** begin **
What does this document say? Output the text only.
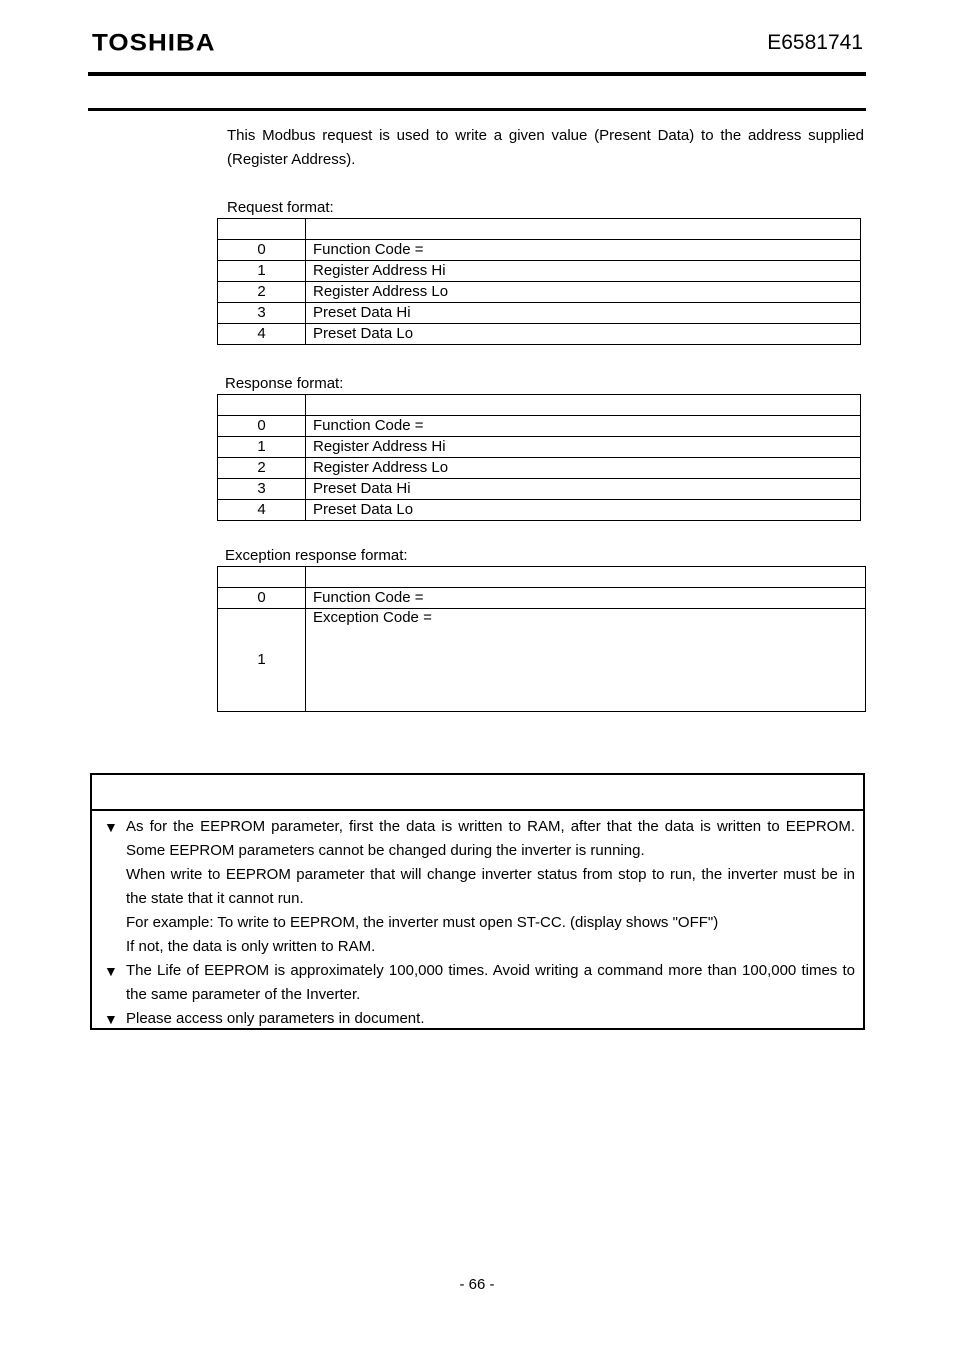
TOSHIBA	E6581741
This Modbus request is used to write a given value (Present Data) to the address supplied (Register Address).
Request format:

0	Function Code =
1	Register Address Hi
2	Register Address Lo
3	Preset Data Hi
4	Preset Data Lo
Response format:

0	Function Code =
1	Register Address Hi
2	Register Address Lo
3	Preset Data Hi
4	Preset Data Lo
Exception response format:

0	Function Code =
1	Exception Code =
▼ As for the EEPROM parameter, first the data is written to RAM, after that the data is written to EEPROM. Some EEPROM parameters cannot be changed during the inverter is running.
When write to EEPROM parameter that will change inverter status from stop to run, the inverter must be in the state that it cannot run.
For example: To write to EEPROM, the inverter must open ST-CC. (display shows "OFF")
If not, the data is only written to RAM.
▼ The Life of EEPROM is approximately 100,000 times. Avoid writing a command more than 100,000 times to the same parameter of the Inverter.
▼ Please access only parameters in document.
- 66 -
** end **
● DIRECTIONS FOR THIS TASK: Using the records above, pull out each line where the word "format" occurs.

● OUTPUT OF THE EXERCISE:
Request format:
Response format:
Exception response format:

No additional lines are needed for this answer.